===== Provided records =====
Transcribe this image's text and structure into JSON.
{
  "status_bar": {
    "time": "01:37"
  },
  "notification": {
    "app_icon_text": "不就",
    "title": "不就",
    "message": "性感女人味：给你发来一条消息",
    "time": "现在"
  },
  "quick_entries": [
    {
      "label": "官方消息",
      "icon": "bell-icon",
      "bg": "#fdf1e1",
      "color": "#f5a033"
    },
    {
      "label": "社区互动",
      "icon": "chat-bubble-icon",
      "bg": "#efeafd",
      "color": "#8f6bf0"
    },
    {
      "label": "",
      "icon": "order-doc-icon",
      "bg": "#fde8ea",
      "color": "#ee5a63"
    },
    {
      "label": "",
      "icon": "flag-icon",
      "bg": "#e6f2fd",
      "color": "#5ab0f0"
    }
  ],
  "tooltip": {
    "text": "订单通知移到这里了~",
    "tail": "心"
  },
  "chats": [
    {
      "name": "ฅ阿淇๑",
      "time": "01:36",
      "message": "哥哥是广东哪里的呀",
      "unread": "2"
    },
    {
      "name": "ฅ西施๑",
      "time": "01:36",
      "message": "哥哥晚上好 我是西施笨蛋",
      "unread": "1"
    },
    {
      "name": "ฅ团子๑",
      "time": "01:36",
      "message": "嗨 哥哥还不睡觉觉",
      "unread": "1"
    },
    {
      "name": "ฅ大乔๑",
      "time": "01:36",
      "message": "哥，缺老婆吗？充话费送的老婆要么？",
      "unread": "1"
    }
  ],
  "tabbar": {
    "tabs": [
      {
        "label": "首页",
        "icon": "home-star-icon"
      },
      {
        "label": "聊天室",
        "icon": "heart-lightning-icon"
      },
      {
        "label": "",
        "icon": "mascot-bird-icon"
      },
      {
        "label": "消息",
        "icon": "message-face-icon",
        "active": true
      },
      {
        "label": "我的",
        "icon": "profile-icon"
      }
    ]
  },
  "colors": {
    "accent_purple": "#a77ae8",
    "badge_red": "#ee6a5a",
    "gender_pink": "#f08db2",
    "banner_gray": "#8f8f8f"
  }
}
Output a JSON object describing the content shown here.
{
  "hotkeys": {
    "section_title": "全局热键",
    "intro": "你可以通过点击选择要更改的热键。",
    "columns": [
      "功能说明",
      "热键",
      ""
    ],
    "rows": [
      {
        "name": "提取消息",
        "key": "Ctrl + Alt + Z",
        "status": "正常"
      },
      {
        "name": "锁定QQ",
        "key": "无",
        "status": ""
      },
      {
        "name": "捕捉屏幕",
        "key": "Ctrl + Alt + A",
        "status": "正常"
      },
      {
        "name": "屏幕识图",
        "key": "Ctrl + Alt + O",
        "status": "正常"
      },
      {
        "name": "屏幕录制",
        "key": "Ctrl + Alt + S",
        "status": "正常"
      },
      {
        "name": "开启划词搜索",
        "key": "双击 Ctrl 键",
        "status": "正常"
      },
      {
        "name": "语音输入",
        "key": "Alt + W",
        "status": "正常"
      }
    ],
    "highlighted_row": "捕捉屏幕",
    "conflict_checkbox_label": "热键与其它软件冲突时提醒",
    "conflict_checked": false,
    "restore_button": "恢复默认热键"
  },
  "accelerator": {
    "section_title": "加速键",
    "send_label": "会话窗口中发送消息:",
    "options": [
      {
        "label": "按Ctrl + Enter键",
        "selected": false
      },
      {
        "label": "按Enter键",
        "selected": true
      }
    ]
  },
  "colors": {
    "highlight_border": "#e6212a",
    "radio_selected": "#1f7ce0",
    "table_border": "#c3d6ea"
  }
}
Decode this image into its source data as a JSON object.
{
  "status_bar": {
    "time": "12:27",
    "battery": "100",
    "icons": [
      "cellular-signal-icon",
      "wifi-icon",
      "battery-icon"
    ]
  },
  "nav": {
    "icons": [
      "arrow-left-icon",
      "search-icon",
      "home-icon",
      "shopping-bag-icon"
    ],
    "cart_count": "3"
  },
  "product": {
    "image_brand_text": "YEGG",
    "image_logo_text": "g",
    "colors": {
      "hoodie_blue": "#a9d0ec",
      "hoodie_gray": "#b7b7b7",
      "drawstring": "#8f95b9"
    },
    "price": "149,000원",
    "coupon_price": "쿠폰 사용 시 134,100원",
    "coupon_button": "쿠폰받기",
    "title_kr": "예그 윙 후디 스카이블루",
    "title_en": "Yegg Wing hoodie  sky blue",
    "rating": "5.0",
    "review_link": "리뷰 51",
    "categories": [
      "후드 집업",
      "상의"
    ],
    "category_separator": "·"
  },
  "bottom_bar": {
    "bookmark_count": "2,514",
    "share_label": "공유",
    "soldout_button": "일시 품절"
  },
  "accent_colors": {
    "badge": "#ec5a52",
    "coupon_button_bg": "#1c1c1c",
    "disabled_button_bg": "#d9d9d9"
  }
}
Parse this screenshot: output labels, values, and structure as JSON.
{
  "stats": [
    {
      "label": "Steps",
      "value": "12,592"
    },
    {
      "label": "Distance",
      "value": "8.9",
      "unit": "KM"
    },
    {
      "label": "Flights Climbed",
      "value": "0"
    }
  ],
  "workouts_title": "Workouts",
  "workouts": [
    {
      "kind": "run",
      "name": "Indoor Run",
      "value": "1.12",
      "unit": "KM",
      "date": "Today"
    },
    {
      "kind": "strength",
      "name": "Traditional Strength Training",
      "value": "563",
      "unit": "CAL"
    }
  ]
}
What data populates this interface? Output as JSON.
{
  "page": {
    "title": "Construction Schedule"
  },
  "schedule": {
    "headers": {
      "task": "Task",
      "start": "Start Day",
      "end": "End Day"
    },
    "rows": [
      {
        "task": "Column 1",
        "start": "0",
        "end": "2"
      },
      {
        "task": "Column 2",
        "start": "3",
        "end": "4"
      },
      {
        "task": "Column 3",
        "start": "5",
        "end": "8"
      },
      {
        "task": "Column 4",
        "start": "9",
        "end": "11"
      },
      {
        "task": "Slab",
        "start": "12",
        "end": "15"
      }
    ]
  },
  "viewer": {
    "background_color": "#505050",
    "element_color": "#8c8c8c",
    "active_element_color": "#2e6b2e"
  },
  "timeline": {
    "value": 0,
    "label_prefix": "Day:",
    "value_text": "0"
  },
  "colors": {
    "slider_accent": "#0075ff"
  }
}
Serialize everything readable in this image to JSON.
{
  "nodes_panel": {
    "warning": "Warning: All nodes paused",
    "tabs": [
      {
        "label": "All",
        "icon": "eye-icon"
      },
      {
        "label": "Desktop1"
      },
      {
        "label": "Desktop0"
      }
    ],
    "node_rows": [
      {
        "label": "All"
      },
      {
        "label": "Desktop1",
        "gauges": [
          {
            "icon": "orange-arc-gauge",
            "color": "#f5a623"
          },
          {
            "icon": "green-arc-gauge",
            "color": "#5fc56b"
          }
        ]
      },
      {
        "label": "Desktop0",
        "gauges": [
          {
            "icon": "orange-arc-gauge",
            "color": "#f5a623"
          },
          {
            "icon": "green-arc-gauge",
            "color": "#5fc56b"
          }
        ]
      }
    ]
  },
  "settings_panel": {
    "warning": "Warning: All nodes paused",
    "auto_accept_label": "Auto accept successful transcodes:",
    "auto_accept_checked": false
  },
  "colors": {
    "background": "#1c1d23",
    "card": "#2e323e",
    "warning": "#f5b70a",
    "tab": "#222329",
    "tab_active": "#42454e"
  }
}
=====
▶ [Aim of the exercise] Identify every line above with the string "false" in it. Copy those lines.

▶ [Result of this exercise]
    "conflict_checked": false,
        "selected": false
    "auto_accept_checked": false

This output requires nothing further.